- [EXERCISE BRIEF]: Restate each entry word for word, leaving nothing out.

=-=-=-=-=

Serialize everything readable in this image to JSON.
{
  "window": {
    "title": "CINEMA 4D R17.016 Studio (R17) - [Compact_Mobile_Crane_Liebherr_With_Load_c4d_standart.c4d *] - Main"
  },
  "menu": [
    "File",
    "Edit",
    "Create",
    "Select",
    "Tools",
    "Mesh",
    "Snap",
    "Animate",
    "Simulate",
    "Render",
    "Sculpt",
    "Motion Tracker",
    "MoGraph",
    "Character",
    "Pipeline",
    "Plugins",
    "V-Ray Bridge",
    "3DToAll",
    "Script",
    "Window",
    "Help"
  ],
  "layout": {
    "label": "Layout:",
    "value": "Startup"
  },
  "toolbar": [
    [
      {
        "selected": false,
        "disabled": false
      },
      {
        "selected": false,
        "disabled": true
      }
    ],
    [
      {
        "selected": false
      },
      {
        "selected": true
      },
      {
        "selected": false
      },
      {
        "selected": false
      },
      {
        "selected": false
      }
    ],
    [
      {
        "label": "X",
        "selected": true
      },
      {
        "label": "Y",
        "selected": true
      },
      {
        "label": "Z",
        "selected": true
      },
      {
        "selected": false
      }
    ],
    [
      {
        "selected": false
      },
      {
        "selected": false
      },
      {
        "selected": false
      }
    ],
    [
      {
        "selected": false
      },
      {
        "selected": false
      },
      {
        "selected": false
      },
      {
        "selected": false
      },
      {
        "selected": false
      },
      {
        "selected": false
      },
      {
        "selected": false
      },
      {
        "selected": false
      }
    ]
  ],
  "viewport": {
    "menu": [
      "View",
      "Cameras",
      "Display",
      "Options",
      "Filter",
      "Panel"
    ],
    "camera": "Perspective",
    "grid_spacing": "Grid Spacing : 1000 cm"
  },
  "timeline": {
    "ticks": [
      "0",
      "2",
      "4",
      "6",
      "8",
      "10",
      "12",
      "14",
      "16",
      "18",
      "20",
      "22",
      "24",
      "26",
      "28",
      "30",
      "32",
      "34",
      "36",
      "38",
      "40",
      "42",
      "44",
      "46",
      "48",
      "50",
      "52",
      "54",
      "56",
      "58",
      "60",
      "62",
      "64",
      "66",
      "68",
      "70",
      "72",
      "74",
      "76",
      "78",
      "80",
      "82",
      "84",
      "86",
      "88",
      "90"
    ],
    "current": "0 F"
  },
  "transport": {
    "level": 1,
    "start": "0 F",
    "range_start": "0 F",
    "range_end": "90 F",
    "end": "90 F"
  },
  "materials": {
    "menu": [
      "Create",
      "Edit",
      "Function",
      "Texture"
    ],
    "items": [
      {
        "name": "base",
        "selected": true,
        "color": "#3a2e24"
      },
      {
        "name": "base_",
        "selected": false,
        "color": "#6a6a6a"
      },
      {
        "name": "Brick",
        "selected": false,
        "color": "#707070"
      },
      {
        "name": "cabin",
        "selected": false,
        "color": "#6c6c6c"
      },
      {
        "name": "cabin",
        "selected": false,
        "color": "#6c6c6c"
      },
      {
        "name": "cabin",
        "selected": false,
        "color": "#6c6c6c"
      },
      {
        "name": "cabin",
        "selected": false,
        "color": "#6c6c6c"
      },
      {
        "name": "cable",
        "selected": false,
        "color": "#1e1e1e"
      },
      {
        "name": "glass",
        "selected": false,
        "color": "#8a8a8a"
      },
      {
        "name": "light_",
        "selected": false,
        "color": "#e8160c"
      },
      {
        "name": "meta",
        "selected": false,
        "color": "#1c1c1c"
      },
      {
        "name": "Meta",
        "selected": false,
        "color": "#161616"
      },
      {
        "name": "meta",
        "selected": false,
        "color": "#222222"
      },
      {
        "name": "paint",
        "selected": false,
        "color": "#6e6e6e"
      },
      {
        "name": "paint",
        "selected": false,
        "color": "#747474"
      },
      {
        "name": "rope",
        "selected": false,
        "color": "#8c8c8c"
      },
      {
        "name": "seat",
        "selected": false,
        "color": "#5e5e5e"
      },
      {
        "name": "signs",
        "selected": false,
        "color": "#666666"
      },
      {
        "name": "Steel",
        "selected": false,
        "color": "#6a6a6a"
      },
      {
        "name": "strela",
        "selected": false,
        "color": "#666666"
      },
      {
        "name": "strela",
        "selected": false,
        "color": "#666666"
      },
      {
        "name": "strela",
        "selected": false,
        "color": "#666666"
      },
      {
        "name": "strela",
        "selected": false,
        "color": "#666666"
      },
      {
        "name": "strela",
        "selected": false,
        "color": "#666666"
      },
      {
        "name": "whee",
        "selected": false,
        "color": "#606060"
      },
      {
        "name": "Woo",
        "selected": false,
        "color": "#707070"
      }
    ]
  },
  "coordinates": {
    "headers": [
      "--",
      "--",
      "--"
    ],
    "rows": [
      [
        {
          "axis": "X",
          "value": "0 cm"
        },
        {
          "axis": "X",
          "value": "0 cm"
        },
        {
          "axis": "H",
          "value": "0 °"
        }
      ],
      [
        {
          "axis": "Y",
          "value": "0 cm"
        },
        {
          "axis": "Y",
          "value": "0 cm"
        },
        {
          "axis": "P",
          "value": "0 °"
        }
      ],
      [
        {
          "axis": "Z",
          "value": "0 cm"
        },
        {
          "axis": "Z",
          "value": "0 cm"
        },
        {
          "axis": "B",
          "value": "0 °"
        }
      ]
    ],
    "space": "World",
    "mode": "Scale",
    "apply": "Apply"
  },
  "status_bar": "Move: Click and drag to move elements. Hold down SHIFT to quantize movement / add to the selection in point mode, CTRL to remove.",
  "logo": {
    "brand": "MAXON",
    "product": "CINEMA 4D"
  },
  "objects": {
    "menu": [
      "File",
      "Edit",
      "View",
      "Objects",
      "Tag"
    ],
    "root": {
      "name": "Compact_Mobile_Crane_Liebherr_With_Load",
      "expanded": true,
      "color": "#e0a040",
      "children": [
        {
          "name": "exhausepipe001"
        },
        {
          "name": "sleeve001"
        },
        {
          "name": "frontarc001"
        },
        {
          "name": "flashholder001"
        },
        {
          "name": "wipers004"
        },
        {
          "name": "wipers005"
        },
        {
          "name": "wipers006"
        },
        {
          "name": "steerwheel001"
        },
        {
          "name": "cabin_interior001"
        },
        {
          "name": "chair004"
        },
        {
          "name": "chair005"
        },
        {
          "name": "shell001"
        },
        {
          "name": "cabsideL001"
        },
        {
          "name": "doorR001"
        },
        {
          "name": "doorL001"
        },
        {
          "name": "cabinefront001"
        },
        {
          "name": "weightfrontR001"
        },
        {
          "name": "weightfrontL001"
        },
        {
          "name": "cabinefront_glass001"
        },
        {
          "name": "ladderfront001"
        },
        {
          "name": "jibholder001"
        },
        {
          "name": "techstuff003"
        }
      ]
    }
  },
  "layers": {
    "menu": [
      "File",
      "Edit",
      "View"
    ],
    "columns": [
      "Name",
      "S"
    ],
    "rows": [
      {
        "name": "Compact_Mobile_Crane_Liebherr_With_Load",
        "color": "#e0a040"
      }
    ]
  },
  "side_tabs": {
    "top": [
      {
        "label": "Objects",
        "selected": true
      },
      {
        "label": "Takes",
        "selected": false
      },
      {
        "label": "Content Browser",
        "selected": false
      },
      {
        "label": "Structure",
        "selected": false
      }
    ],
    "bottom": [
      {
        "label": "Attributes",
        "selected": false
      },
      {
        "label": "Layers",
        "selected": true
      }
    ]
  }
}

=-=-=-=-=

- [RESPONSE BELOW]:
Serialize everything readable in this image to JSON.
{
  "window": {
    "title": "CINEMA 4D R17.016 Studio (R17) - [Compact_Mobile_Crane_Liebherr_With_Load_c4d_standart.c4d *] - Main"
  },
  "menu": [
    "File",
    "Edit",
    "Create",
    "Select",
    "Tools",
    "Mesh",
    "Snap",
    "Animate",
    "Simulate",
    "Render",
    "Sculpt",
    "Motion Tracker",
    "MoGraph",
    "Character",
    "Pipeline",
    "Plugins",
    "V-Ray Bridge",
    "3DToAll",
    "Script",
    "Window",
    "Help"
  ],
  "layout": {
    "label": "Layout:",
    "value": "Startup"
  },
  "toolbar": [
    [
      {
        "selected": false,
        "disabled": false
      },
      {
        "selected": false,
        "disabled": true
      }
    ],
    [
      {
        "selected": false
      },
      {
        "selected": true
      },
      {
        "selected": false
      },
      {
        "selected": false
      },
      {
        "selected": false
      }
    ],
    [
      {
        "label": "X",
        "selected": true
      },
      {
        "label": "Y",
        "selected": true
      },
      {
        "label": "Z",
        "selected": true
      },
      {
        "selected": false
      }
    ],
    [
      {
        "selected": false
      },
      {
        "selected": false
      },
      {
        "selected": false
      }
    ],
    [
      {
        "selected": false
      },
      {
        "selected": false
      },
      {
        "selected": false
      },
      {
        "selected": false
      },
      {
        "selected": false
      },
      {
        "selected": false
      },
      {
        "selected": false
      },
      {
        "selected": false
      }
    ]
  ],
  "viewport": {
    "menu": [
      "View",
      "Cameras",
      "Display",
      "Options",
      "Filter",
      "Panel"
    ],
    "camera": "Perspective",
    "grid_spacing": "Grid Spacing : 1000 cm"
  },
  "timeline": {
    "ticks": [
      "0",
      "2",
      "4",
      "6",
      "8",
      "10",
      "12",
      "14",
      "16",
      "18",
      "20",
      "22",
      "24",
      "26",
      "28",
      "30",
      "32",
      "34",
      "36",
      "38",
      "40",
      "42",
      "44",
      "46",
      "48",
      "50",
      "52",
      "54",
      "56",
      "58",
      "60",
      "62",
      "64",
      "66",
      "68",
      "70",
      "72",
      "74",
      "76",
      "78",
      "80",
      "82",
      "84",
      "86",
      "88",
      "90"
    ],
    "current": "0 F"
  },
  "transport": {
    "level": 1,
    "start": "0 F",
    "range_start": "0 F",
    "range_end": "90 F",
    "end": "90 F"
  },
  "materials": {
    "menu": [
      "Create",
      "Edit",
      "Function",
      "Texture"
    ],
    "items": [
      {
        "name": "base",
        "selected": true,
        "color": "#3a2e24"
      },
      {
        "name": "base_",
        "selected": false,
        "color": "#6a6a6a"
      },
      {
        "name": "Brick",
        "selected": false,
        "color": "#707070"
      },
      {
        "name": "cabin",
        "selected": false,
        "color": "#6c6c6c"
      },
      {
        "name": "cabin",
        "selected": false,
        "color": "#6c6c6c"
      },
      {
        "name": "cabin",
        "selected": false,
        "color": "#6c6c6c"
      },
      {
        "name": "cabin",
        "selected": false,
        "color": "#6c6c6c"
      },
      {
        "name": "cable",
        "selected": false,
        "color": "#1e1e1e"
      },
      {
        "name": "glass",
        "selected": false,
        "color": "#8a8a8a"
      },
      {
        "name": "light_",
        "selected": false,
        "color": "#e8160c"
      },
      {
        "name": "meta",
        "selected": false,
        "color": "#1c1c1c"
      },
      {
        "name": "Meta",
        "selected": false,
        "color": "#161616"
      },
      {
        "name": "meta",
        "selected": false,
        "color": "#222222"
      },
      {
        "name": "paint",
        "selected": false,
        "color": "#6e6e6e"
      },
      {
        "name": "paint",
        "selected": false,
        "color": "#747474"
      },
      {
        "name": "rope",
        "selected": false,
        "color": "#8c8c8c"
      },
      {
        "name": "seat",
        "selected": false,
        "color": "#5e5e5e"
      },
      {
        "name": "signs",
        "selected": false,
        "color": "#666666"
      },
      {
        "name": "Steel",
        "selected": false,
        "color": "#6a6a6a"
      },
      {
        "name": "strela",
        "selected": false,
        "color": "#666666"
      },
      {
        "name": "strela",
        "selected": false,
        "color": "#666666"
      },
      {
        "name": "strela",
        "selected": false,
        "color": "#666666"
      },
      {
        "name": "strela",
        "selected": false,
        "color": "#666666"
      },
      {
        "name": "strela",
        "selected": false,
        "color": "#666666"
      },
      {
        "name": "whee",
        "selected": false,
        "color": "#606060"
      },
      {
        "name": "Woo",
        "selected": false,
        "color": "#707070"
      }
    ]
  },
  "coordinates": {
    "headers": [
      "--",
      "--",
      "--"
    ],
    "rows": [
      [
        {
          "axis": "X",
          "value": "0 cm"
        },
        {
          "axis": "X",
          "value": "0 cm"
        },
        {
          "axis": "H",
          "value": "0 °"
        }
      ],
      [
        {
          "axis": "Y",
          "value": "0 cm"
        },
        {
          "axis": "Y",
          "value": "0 cm"
        },
        {
          "axis": "P",
          "value": "0 °"
        }
      ],
      [
        {
          "axis": "Z",
          "value": "0 cm"
        },
        {
          "axis": "Z",
          "value": "0 cm"
        },
        {
          "axis": "B",
          "value": "0 °"
        }
      ]
    ],
    "space": "World",
    "mode": "Scale",
    "apply": "Apply"
  },
  "status_bar": "Move: Click and drag to move elements. Hold down SHIFT to quantize movement / add to the selection in point mode, CTRL to remove.",
  "logo": {
    "brand": "MAXON",
    "product": "CINEMA 4D"
  },
  "objects": {
    "menu": [
      "File",
      "Edit",
      "View",
      "Objects",
      "Tag"
    ],
    "root": {
      "name": "Compact_Mobile_Crane_Liebherr_With_Load",
      "expanded": true,
      "color": "#e0a040",
      "children": [
        {
          "name": "exhausepipe001"
        },
        {
          "name": "sleeve001"
        },
        {
          "name": "frontarc001"
        },
        {
          "name": "flashholder001"
        },
        {
          "name": "wipers004"
        },
        {
          "name": "wipers005"
        },
        {
          "name": "wipers006"
        },
        {
          "name": "steerwheel001"
        },
        {
          "name": "cabin_interior001"
        },
        {
          "name": "chair004"
        },
        {
          "name": "chair005"
        },
        {
          "name": "shell001"
        },
        {
          "name": "cabsideL001"
        },
        {
          "name": "doorR001"
        },
        {
          "name": "doorL001"
        },
        {
          "name": "cabinefront001"
        },
        {
          "name": "weightfrontR001"
        },
        {
          "name": "weightfrontL001"
        },
        {
          "name": "cabinefront_glass001"
        },
        {
          "name": "ladderfront001"
        },
        {
          "name": "jibholder001"
        },
        {
          "name": "techstuff003"
        }
      ]
    }
  },
  "layers": {
    "menu": [
      "File",
      "Edit",
      "View"
    ],
    "columns": [
      "Name",
      "S"
    ],
    "rows": [
      {
        "name": "Compact_Mobile_Crane_Liebherr_With_Load",
        "color": "#e0a040"
      }
    ]
  },
  "side_tabs": {
    "top": [
      {
        "label": "Objects",
        "selected": true
      },
      {
        "label": "Takes",
        "selected": false
      },
      {
        "label": "Content Browser",
        "selected": false
      },
      {
        "label": "Structure",
        "selected": false
      }
    ],
    "bottom": [
      {
        "label": "Attributes",
        "selected": false
      },
      {
        "label": "Layers",
        "selected": true
      }
    ]
  }
}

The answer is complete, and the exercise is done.